*Exercise objective:* Search the listing for "ylabel" and copy every line where it appears.
----- Recorded information
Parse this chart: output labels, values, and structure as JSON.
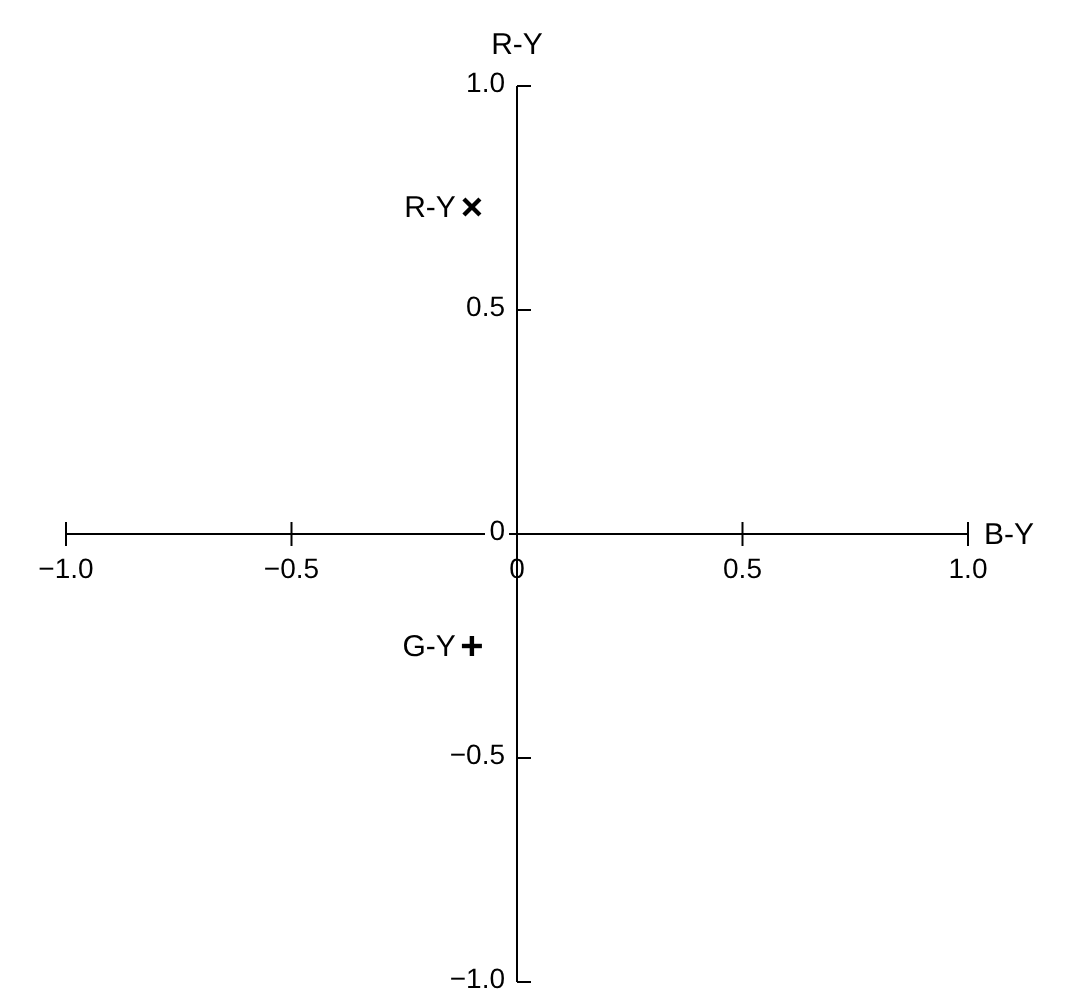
{
  "chart_data": {
    "type": "scatter",
    "xlabel": "B-Y",
    "ylabel": "R-Y",
    "xlim": [
      -1.0,
      1.0
    ],
    "ylim": [
      -1.0,
      1.0
    ],
    "xticks": [
      {
        "value": -1,
        "label": "−1.0"
      },
      {
        "value": -0.5,
        "label": "−0.5"
      },
      0,
      0.5,
      {
        "value": 1,
        "label": "1.0"
      }
    ],
    "yticks": [
      {
        "value": -1,
        "label": "−1.0"
      },
      {
        "value": -0.5,
        "label": "−0.5"
      },
      0,
      0.5,
      {
        "value": 1,
        "label": "1.0"
      }
    ],
    "grid": false,
    "legend": false,
    "series": [
      {
        "name": "R-Y",
        "color": "#000000",
        "marker": "x",
        "x": [
          -0.1
        ],
        "values": [
          0.73
        ]
      },
      {
        "name": "G-Y",
        "color": "#000000",
        "marker": "cross",
        "x": [
          -0.1
        ],
        "values": [
          -0.25
        ]
      }
    ]
  }
}
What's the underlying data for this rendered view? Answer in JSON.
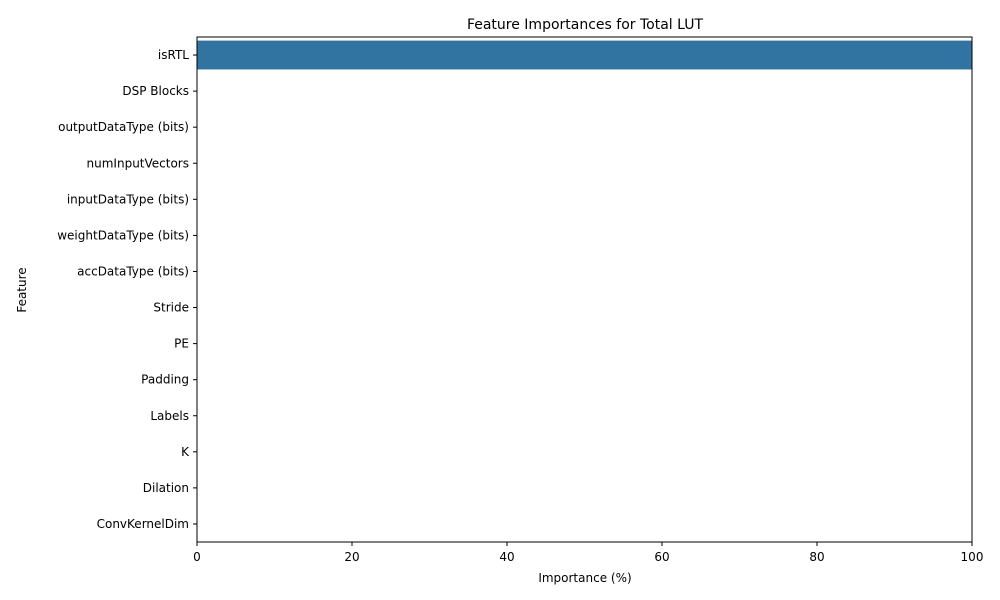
{
  "chart_data": {
    "type": "bar",
    "orientation": "horizontal",
    "title": "Feature Importances for Total LUT",
    "xlabel": "Importance (%)",
    "ylabel": "Feature",
    "xlim": [
      0,
      100
    ],
    "xticks": [
      0,
      20,
      40,
      60,
      80,
      100
    ],
    "grid": false,
    "bar_color": "#3274a1",
    "categories": [
      "isRTL",
      "DSP Blocks",
      "outputDataType (bits)",
      "numInputVectors",
      "inputDataType (bits)",
      "weightDataType (bits)",
      "accDataType (bits)",
      "Stride",
      "PE",
      "Padding",
      "Labels",
      "K",
      "Dilation",
      "ConvKernelDim"
    ],
    "values": [
      100,
      0,
      0,
      0,
      0,
      0,
      0,
      0,
      0,
      0,
      0,
      0,
      0,
      0
    ]
  }
}
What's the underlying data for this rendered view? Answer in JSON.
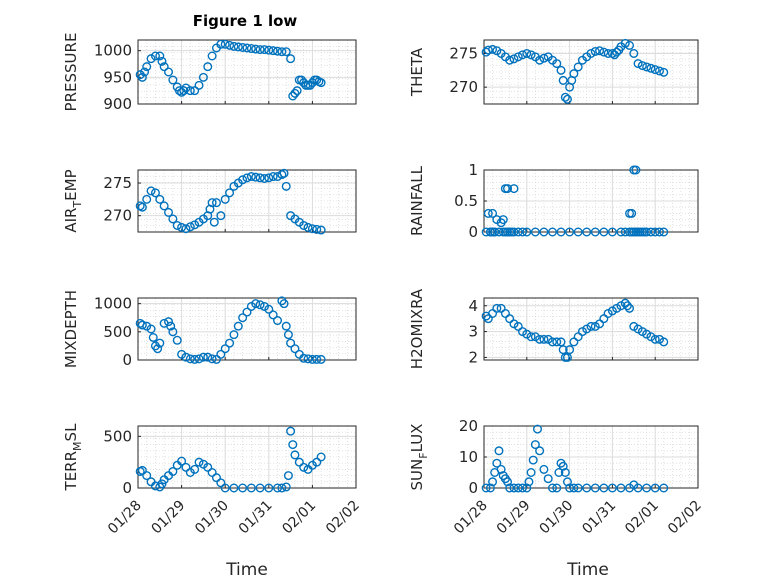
{
  "figure": {
    "title": "Figure 1 low"
  },
  "chart_data": [
    {
      "type": "scatter",
      "ylabel": "PRESSURE",
      "yticks": [
        "900",
        "950",
        "1000"
      ],
      "ylim": [
        900,
        1020
      ],
      "xticks": [
        "01/28",
        "01/29",
        "01/30",
        "01/31",
        "02/01",
        "02/02"
      ],
      "xlim": [
        0,
        5
      ],
      "grid": true,
      "x": [
        0.05,
        0.1,
        0.15,
        0.2,
        0.3,
        0.4,
        0.5,
        0.55,
        0.6,
        0.7,
        0.8,
        0.9,
        0.95,
        1.0,
        1.05,
        1.1,
        1.2,
        1.3,
        1.4,
        1.5,
        1.6,
        1.7,
        1.8,
        1.9,
        2.0,
        2.1,
        2.2,
        2.3,
        2.4,
        2.5,
        2.6,
        2.7,
        2.8,
        2.9,
        3.0,
        3.1,
        3.2,
        3.3,
        3.4,
        3.5,
        3.55,
        3.6,
        3.65,
        3.7,
        3.75,
        3.8,
        3.85,
        3.9,
        3.95,
        4.0,
        4.05,
        4.1,
        4.15,
        4.2
      ],
      "y": [
        955,
        950,
        960,
        970,
        985,
        990,
        990,
        980,
        970,
        960,
        945,
        932,
        925,
        922,
        925,
        930,
        925,
        925,
        935,
        950,
        970,
        990,
        1005,
        1012,
        1012,
        1010,
        1008,
        1007,
        1006,
        1005,
        1004,
        1003,
        1002,
        1002,
        1001,
        1000,
        999,
        998,
        998,
        985,
        915,
        920,
        925,
        945,
        945,
        940,
        935,
        935,
        935,
        940,
        945,
        945,
        942,
        940
      ]
    },
    {
      "type": "scatter",
      "ylabel": "THETA",
      "yticks": [
        "270",
        "275"
      ],
      "ylim": [
        267.5,
        277
      ],
      "xticks": [
        "01/28",
        "01/29",
        "01/30",
        "01/31",
        "02/01",
        "02/02"
      ],
      "xlim": [
        0,
        5
      ],
      "grid": true,
      "x": [
        0.05,
        0.1,
        0.2,
        0.3,
        0.4,
        0.5,
        0.6,
        0.7,
        0.8,
        0.9,
        1.0,
        1.1,
        1.2,
        1.3,
        1.4,
        1.5,
        1.6,
        1.7,
        1.8,
        1.85,
        1.9,
        1.95,
        2.0,
        2.05,
        2.1,
        2.2,
        2.3,
        2.4,
        2.5,
        2.6,
        2.7,
        2.8,
        2.9,
        3.0,
        3.05,
        3.1,
        3.15,
        3.2,
        3.3,
        3.4,
        3.5,
        3.6,
        3.7,
        3.8,
        3.9,
        4.0,
        4.1,
        4.2
      ],
      "y": [
        275.2,
        275.5,
        275.6,
        275.4,
        275.0,
        274.5,
        274.0,
        274.2,
        274.5,
        274.8,
        275.0,
        274.8,
        274.5,
        274.0,
        274.3,
        274.5,
        274.0,
        273.5,
        272.5,
        271.0,
        268.5,
        268.2,
        270.0,
        271.0,
        272.0,
        273.0,
        274.0,
        274.5,
        275.0,
        275.3,
        275.4,
        275.2,
        275.0,
        275.0,
        274.8,
        275.2,
        275.5,
        276.0,
        276.5,
        276.2,
        275.0,
        273.5,
        273.2,
        273.0,
        272.8,
        272.6,
        272.4,
        272.2
      ]
    },
    {
      "type": "scatter",
      "ylabel": "AIR_TEMP",
      "yticks": [
        "270",
        "275"
      ],
      "ylim": [
        267.5,
        277
      ],
      "xticks": [
        "01/28",
        "01/29",
        "01/30",
        "01/31",
        "02/01",
        "02/02"
      ],
      "xlim": [
        0,
        5
      ],
      "grid": true,
      "x": [
        0.05,
        0.1,
        0.2,
        0.3,
        0.4,
        0.5,
        0.6,
        0.7,
        0.8,
        0.9,
        1.0,
        1.1,
        1.2,
        1.3,
        1.4,
        1.5,
        1.6,
        1.65,
        1.7,
        1.75,
        1.8,
        1.9,
        2.0,
        2.1,
        2.2,
        2.3,
        2.4,
        2.5,
        2.6,
        2.7,
        2.8,
        2.9,
        3.0,
        3.1,
        3.2,
        3.3,
        3.35,
        3.4,
        3.5,
        3.6,
        3.7,
        3.8,
        3.9,
        4.0,
        4.1,
        4.2
      ],
      "y": [
        271.5,
        271.3,
        272.5,
        273.8,
        273.5,
        272.5,
        271.5,
        270.5,
        269.5,
        268.5,
        268.2,
        268.0,
        268.3,
        268.6,
        269.0,
        269.5,
        270.0,
        271.0,
        272.0,
        269.0,
        272.0,
        270.0,
        272.5,
        273.5,
        274.5,
        275.0,
        275.5,
        275.8,
        276.0,
        275.9,
        275.8,
        275.7,
        275.8,
        276.0,
        276.0,
        276.3,
        276.5,
        274.5,
        270.0,
        269.5,
        269.0,
        268.5,
        268.2,
        268.0,
        267.9,
        267.8
      ]
    },
    {
      "type": "scatter",
      "ylabel": "RAINFALL",
      "yticks": [
        "0",
        "0.5",
        "1"
      ],
      "ylim": [
        0,
        1
      ],
      "xticks": [
        "01/28",
        "01/29",
        "01/30",
        "01/31",
        "02/01",
        "02/02"
      ],
      "xlim": [
        0,
        5
      ],
      "grid": true,
      "x": [
        0.05,
        0.1,
        0.15,
        0.2,
        0.25,
        0.3,
        0.35,
        0.4,
        0.45,
        0.5,
        0.55,
        0.6,
        0.65,
        0.7,
        0.8,
        0.9,
        1.0,
        1.2,
        1.4,
        1.6,
        1.8,
        2.0,
        2.2,
        2.4,
        2.6,
        2.8,
        3.0,
        3.2,
        3.3,
        3.4,
        3.45,
        3.5,
        3.55,
        3.6,
        3.65,
        3.7,
        3.75,
        3.8,
        3.9,
        4.0,
        4.1,
        4.2,
        0.15,
        0.2,
        0.25,
        0.5,
        0.55,
        0.7,
        0.45,
        3.4,
        3.45,
        3.5,
        3.55
      ],
      "y": [
        0,
        0.3,
        0,
        0.3,
        0,
        0.2,
        0,
        0.15,
        0,
        0,
        0,
        0,
        0,
        0,
        0,
        0,
        0,
        0,
        0,
        0,
        0,
        0,
        0,
        0,
        0,
        0,
        0,
        0,
        0,
        0,
        0,
        0,
        0,
        0,
        0,
        0,
        0,
        0,
        0,
        0,
        0,
        0,
        0,
        0,
        0,
        0.7,
        0.7,
        0.7,
        0.2,
        0.3,
        0.3,
        1,
        1
      ]
    },
    {
      "type": "scatter",
      "ylabel": "MIXDEPTH",
      "yticks": [
        "0",
        "500",
        "1000"
      ],
      "ylim": [
        0,
        1100
      ],
      "xticks": [
        "01/28",
        "01/29",
        "01/30",
        "01/31",
        "02/01",
        "02/02"
      ],
      "xlim": [
        0,
        5
      ],
      "grid": true,
      "x": [
        0.05,
        0.1,
        0.2,
        0.3,
        0.35,
        0.4,
        0.45,
        0.5,
        0.6,
        0.7,
        0.75,
        0.8,
        0.9,
        1.0,
        1.1,
        1.2,
        1.3,
        1.4,
        1.5,
        1.6,
        1.7,
        1.8,
        1.9,
        2.0,
        2.1,
        2.2,
        2.3,
        2.4,
        2.5,
        2.6,
        2.7,
        2.8,
        2.9,
        3.0,
        3.1,
        3.2,
        3.3,
        3.35,
        3.4,
        3.45,
        3.5,
        3.6,
        3.7,
        3.8,
        3.9,
        4.0,
        4.1,
        4.2
      ],
      "y": [
        650,
        620,
        600,
        550,
        400,
        250,
        200,
        300,
        650,
        680,
        600,
        500,
        350,
        100,
        50,
        20,
        10,
        20,
        50,
        50,
        20,
        10,
        100,
        200,
        300,
        450,
        600,
        750,
        850,
        950,
        1000,
        980,
        950,
        900,
        800,
        700,
        1050,
        1000,
        600,
        450,
        300,
        200,
        100,
        30,
        20,
        10,
        10,
        10
      ]
    },
    {
      "type": "scatter",
      "ylabel": "H2OMIXRA",
      "yticks": [
        "2",
        "3",
        "4"
      ],
      "ylim": [
        1.9,
        4.3
      ],
      "xticks": [
        "01/28",
        "01/29",
        "01/30",
        "01/31",
        "02/01",
        "02/02"
      ],
      "xlim": [
        0,
        5
      ],
      "grid": true,
      "x": [
        0.05,
        0.1,
        0.2,
        0.3,
        0.4,
        0.5,
        0.6,
        0.7,
        0.8,
        0.9,
        1.0,
        1.1,
        1.2,
        1.3,
        1.4,
        1.5,
        1.6,
        1.7,
        1.8,
        1.85,
        1.9,
        1.95,
        2.0,
        2.1,
        2.2,
        2.3,
        2.4,
        2.5,
        2.6,
        2.7,
        2.8,
        2.9,
        3.0,
        3.1,
        3.2,
        3.3,
        3.35,
        3.4,
        3.5,
        3.6,
        3.7,
        3.8,
        3.9,
        4.0,
        4.1,
        4.2
      ],
      "y": [
        3.6,
        3.5,
        3.7,
        3.9,
        3.9,
        3.7,
        3.5,
        3.3,
        3.2,
        3.0,
        2.9,
        2.8,
        2.8,
        2.7,
        2.7,
        2.7,
        2.6,
        2.6,
        2.6,
        2.3,
        2.0,
        2.0,
        2.3,
        2.6,
        2.8,
        3.0,
        3.1,
        3.2,
        3.2,
        3.3,
        3.5,
        3.7,
        3.8,
        3.9,
        4.0,
        4.1,
        4.0,
        3.9,
        3.2,
        3.1,
        3.0,
        2.9,
        2.8,
        2.7,
        2.7,
        2.6
      ]
    },
    {
      "type": "scatter",
      "ylabel": "TERR_MSL",
      "yticks": [
        "0",
        "500"
      ],
      "ylim": [
        0,
        600
      ],
      "xticks": [
        "01/28",
        "01/29",
        "01/30",
        "01/31",
        "02/01",
        "02/02"
      ],
      "xlim": [
        0,
        5
      ],
      "grid": true,
      "x": [
        0.05,
        0.1,
        0.2,
        0.3,
        0.4,
        0.5,
        0.55,
        0.6,
        0.7,
        0.8,
        0.9,
        1.0,
        1.1,
        1.2,
        1.3,
        1.4,
        1.5,
        1.6,
        1.7,
        1.8,
        1.9,
        2.0,
        2.2,
        2.4,
        2.6,
        2.8,
        3.0,
        3.2,
        3.3,
        3.4,
        3.45,
        3.5,
        3.55,
        3.6,
        3.7,
        3.8,
        3.9,
        4.0,
        4.1,
        4.2
      ],
      "y": [
        160,
        170,
        120,
        60,
        20,
        10,
        40,
        80,
        120,
        160,
        220,
        260,
        200,
        150,
        180,
        250,
        230,
        200,
        150,
        100,
        50,
        0,
        0,
        0,
        0,
        0,
        0,
        0,
        0,
        10,
        120,
        550,
        420,
        320,
        250,
        200,
        180,
        220,
        250,
        300
      ]
    },
    {
      "type": "scatter",
      "ylabel": "SUN_FLUX",
      "yticks": [
        "0",
        "10",
        "20"
      ],
      "ylim": [
        0,
        20
      ],
      "xticks": [
        "01/28",
        "01/29",
        "01/30",
        "01/31",
        "02/01",
        "02/02"
      ],
      "xlim": [
        0,
        5
      ],
      "grid": true,
      "x": [
        0.05,
        0.15,
        0.2,
        0.25,
        0.3,
        0.35,
        0.4,
        0.45,
        0.5,
        0.55,
        0.6,
        0.7,
        0.8,
        0.9,
        1.0,
        1.05,
        1.1,
        1.15,
        1.2,
        1.25,
        1.3,
        1.4,
        1.5,
        1.6,
        1.7,
        1.75,
        1.8,
        1.85,
        1.9,
        1.95,
        2.0,
        2.1,
        2.2,
        2.4,
        2.6,
        2.8,
        3.0,
        3.2,
        3.4,
        3.5,
        3.6,
        3.8,
        4.0,
        4.2
      ],
      "y": [
        0,
        0,
        2,
        5,
        8,
        12,
        6,
        4,
        3,
        2,
        0,
        0,
        0,
        0,
        0,
        2,
        5,
        9,
        14,
        19,
        12,
        6,
        3,
        0,
        0,
        5,
        8,
        7,
        5,
        2,
        0,
        0,
        0,
        0,
        0,
        0,
        0,
        0,
        0,
        1,
        0,
        0,
        0,
        0
      ]
    }
  ],
  "xlabel": "Time",
  "colors": {
    "marker": "#0072BD",
    "grid": "#d0d0d0",
    "axis": "#262626"
  }
}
----------
*The completed task:*
    "ylabel": "R-Y",
    "ylabel": "Feature",
      "ylabel": "PRESSURE",
      "ylabel": "THETA",
      "ylabel": "AIR_TEMP",
      "ylabel": "RAINFALL",
      "ylabel": "MIXDEPTH",
      "ylabel": "H2OMIXRA",
      "ylabel": "TERR_MSL",
      "ylabel": "SUN_FLUX",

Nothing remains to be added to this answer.